## GIVEN EXERCISE
Of all the lines in this data, how many include "frac"? Respond with the number only.

## WORKING DATA

***

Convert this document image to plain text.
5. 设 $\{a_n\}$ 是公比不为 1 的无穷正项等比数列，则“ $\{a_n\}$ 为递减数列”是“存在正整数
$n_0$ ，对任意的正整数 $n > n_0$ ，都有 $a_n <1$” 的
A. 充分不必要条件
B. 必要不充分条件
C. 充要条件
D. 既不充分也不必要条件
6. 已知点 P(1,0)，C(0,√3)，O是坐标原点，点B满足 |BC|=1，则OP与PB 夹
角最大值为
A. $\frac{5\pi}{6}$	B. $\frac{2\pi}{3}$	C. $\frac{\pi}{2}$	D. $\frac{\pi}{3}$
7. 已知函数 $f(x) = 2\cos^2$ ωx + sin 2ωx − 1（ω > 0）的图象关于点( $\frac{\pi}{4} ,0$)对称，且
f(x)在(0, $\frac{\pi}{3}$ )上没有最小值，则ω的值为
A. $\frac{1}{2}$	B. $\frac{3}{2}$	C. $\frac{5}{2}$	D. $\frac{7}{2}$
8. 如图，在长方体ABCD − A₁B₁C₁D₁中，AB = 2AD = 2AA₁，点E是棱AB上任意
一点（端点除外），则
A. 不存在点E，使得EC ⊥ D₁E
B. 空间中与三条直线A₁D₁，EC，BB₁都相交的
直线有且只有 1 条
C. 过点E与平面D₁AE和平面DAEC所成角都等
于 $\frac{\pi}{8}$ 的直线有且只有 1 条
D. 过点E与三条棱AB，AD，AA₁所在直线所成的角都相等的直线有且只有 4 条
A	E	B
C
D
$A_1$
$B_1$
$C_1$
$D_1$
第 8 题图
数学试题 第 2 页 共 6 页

***

## THE SOLUTION
5